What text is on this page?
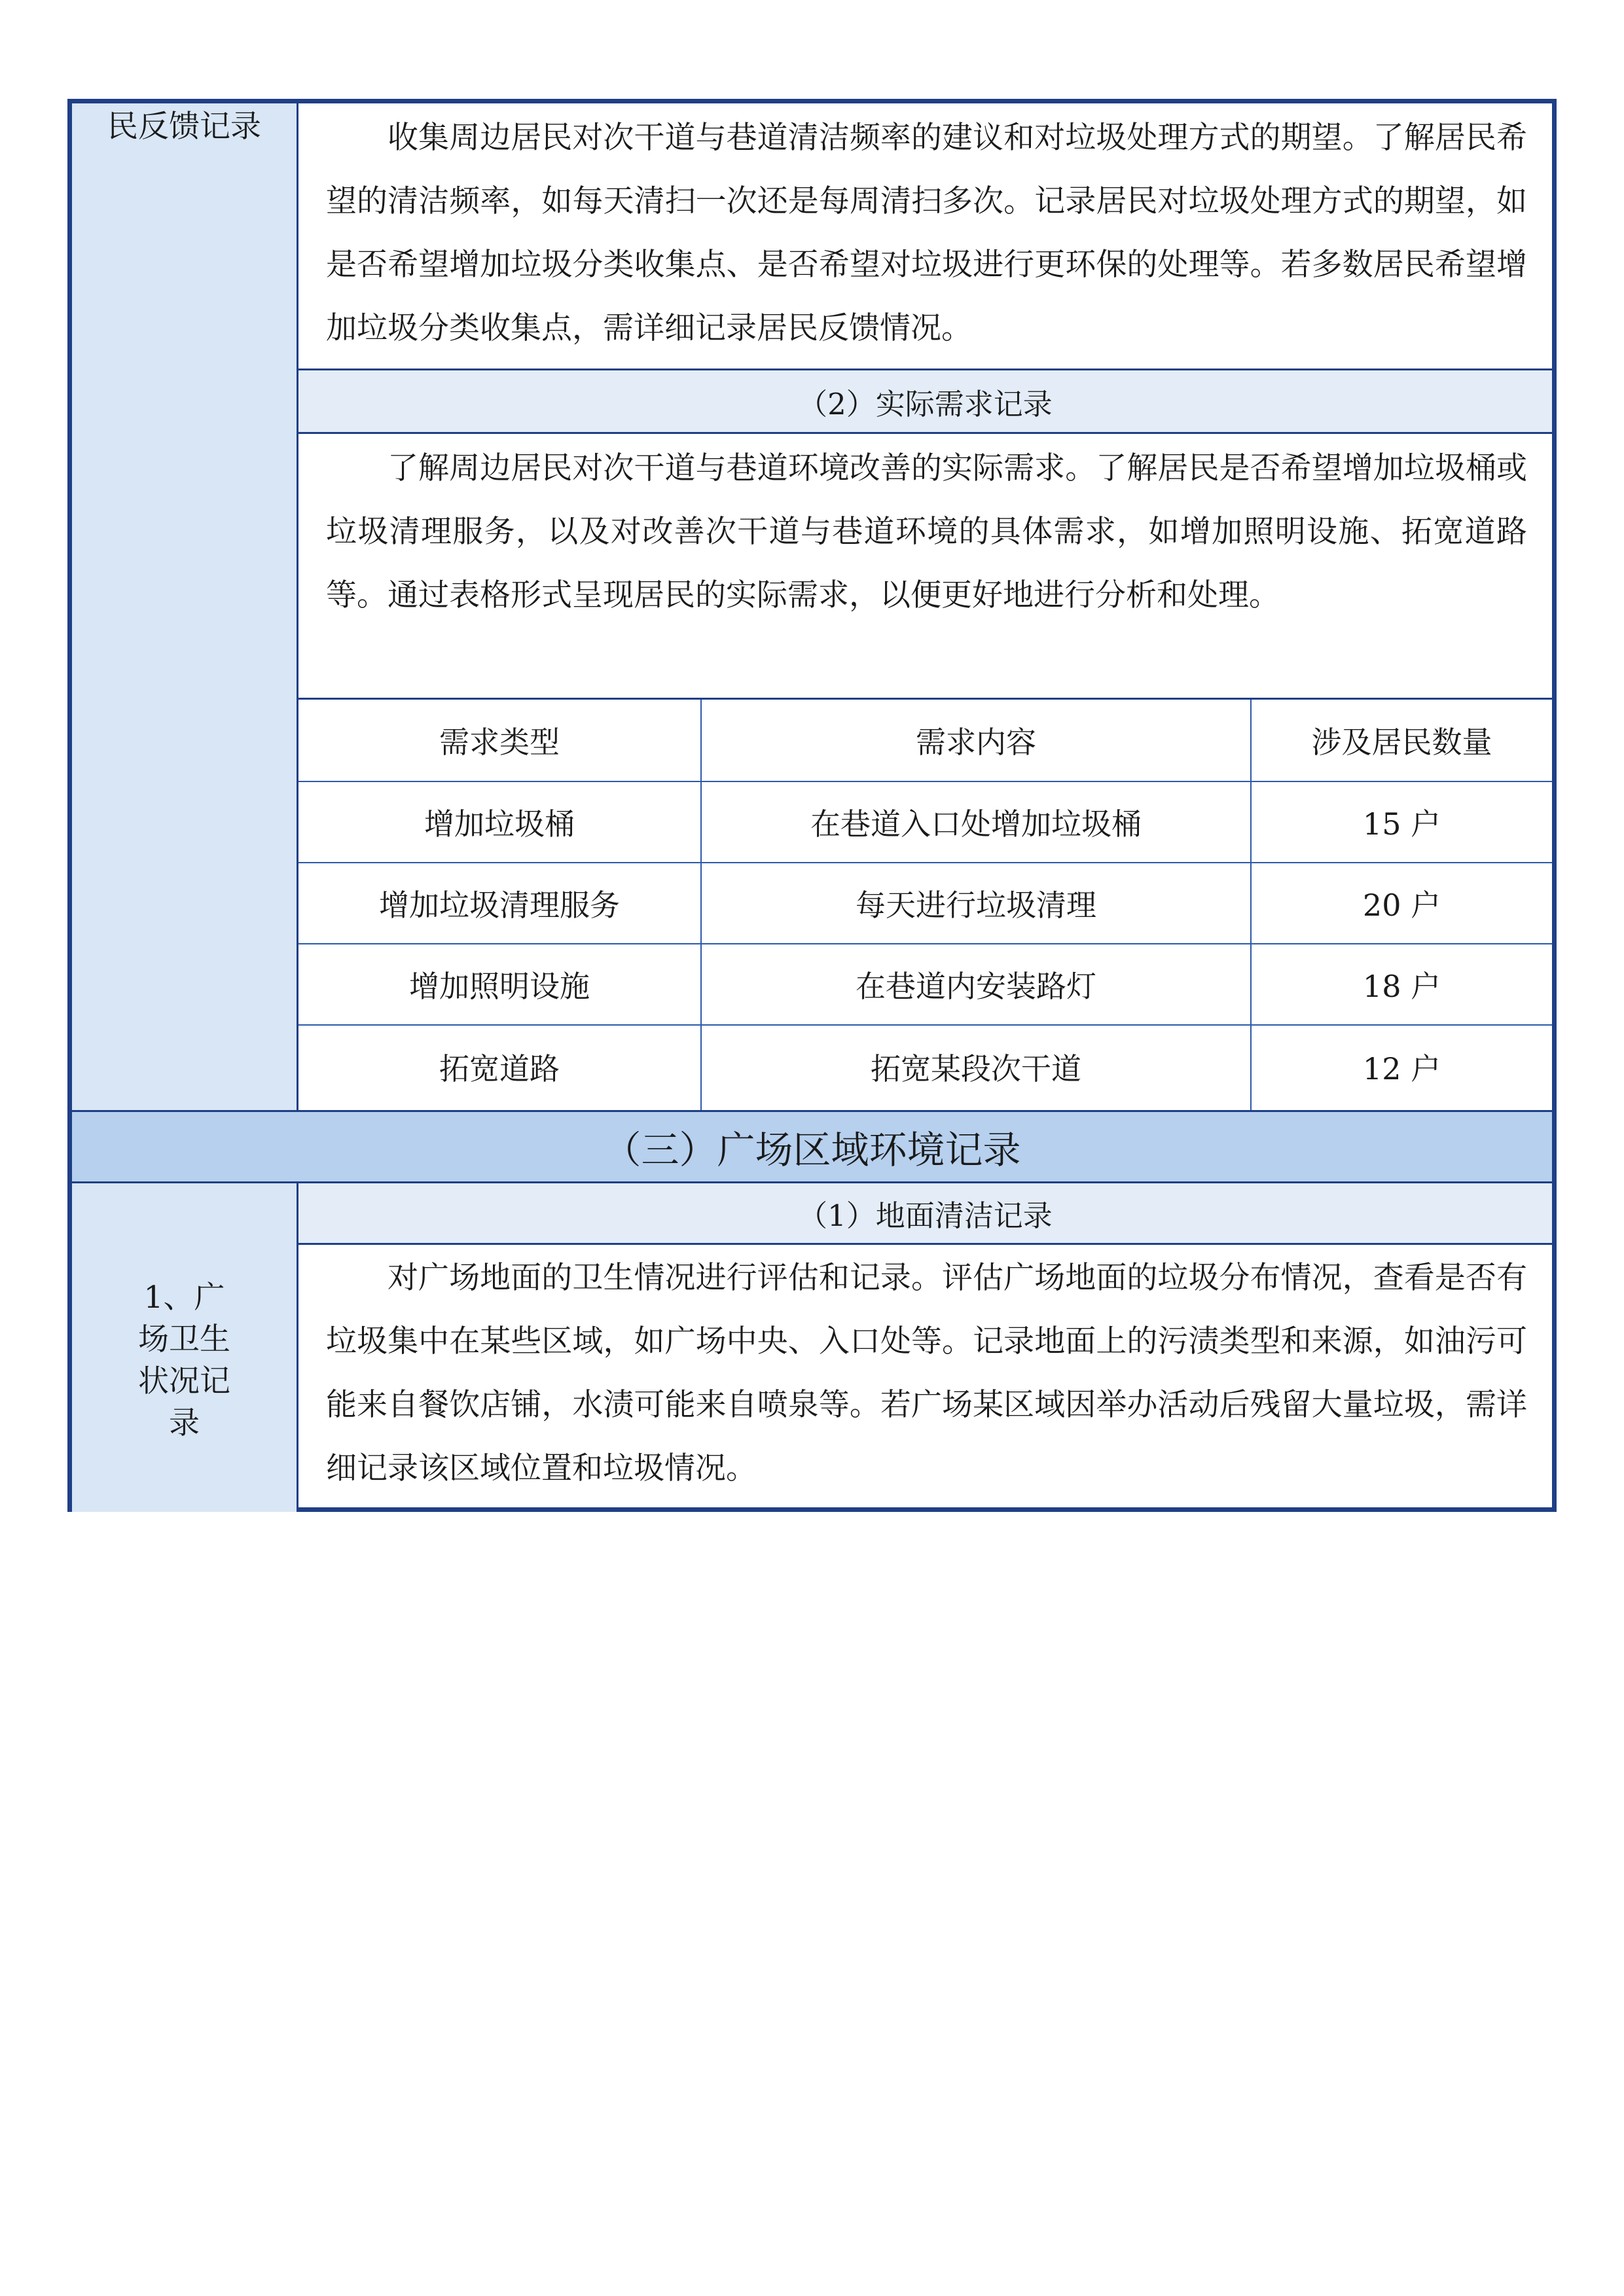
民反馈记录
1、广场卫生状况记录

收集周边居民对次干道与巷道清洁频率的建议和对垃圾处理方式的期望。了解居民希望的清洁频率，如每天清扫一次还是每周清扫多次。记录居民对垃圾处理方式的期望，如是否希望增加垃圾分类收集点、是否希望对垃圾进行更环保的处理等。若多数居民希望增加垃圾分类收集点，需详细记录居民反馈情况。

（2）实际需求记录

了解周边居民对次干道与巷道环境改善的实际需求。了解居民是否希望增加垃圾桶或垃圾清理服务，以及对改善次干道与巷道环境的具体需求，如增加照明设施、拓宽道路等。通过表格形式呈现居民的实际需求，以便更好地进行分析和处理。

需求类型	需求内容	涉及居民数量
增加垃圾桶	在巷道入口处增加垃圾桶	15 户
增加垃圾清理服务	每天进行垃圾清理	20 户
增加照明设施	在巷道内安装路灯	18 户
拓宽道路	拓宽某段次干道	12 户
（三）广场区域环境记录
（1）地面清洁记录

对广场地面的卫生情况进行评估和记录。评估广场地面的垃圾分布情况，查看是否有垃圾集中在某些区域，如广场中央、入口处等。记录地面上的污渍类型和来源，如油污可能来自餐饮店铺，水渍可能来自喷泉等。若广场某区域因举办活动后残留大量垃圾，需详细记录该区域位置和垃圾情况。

■ ■ ■

◆ **What you need to do**
Omitting all images, retype each line of the records precisely.

◆ **Answer for this exercise**
What text is on this page?
民反馈记录
1、广场卫生状况记录

收集周边居民对次干道与巷道清洁频率的建议和对垃圾处理方式的期望。了解居民希望的清洁频率，如每天清扫一次还是每周清扫多次。记录居民对垃圾处理方式的期望，如是否希望增加垃圾分类收集点、是否希望对垃圾进行更环保的处理等。若多数居民希望增加垃圾分类收集点，需详细记录居民反馈情况。

（2）实际需求记录

了解周边居民对次干道与巷道环境改善的实际需求。了解居民是否希望增加垃圾桶或垃圾清理服务，以及对改善次干道与巷道环境的具体需求，如增加照明设施、拓宽道路等。通过表格形式呈现居民的实际需求，以便更好地进行分析和处理。

需求类型	需求内容	涉及居民数量
增加垃圾桶	在巷道入口处增加垃圾桶	15 户
增加垃圾清理服务	每天进行垃圾清理	20 户
增加照明设施	在巷道内安装路灯	18 户
拓宽道路	拓宽某段次干道	12 户
（三）广场区域环境记录
（1）地面清洁记录

对广场地面的卫生情况进行评估和记录。评估广场地面的垃圾分布情况，查看是否有垃圾集中在某些区域，如广场中央、入口处等。记录地面上的污渍类型和来源，如油污可能来自餐饮店铺，水渍可能来自喷泉等。若广场某区域因举办活动后残留大量垃圾，需详细记录该区域位置和垃圾情况。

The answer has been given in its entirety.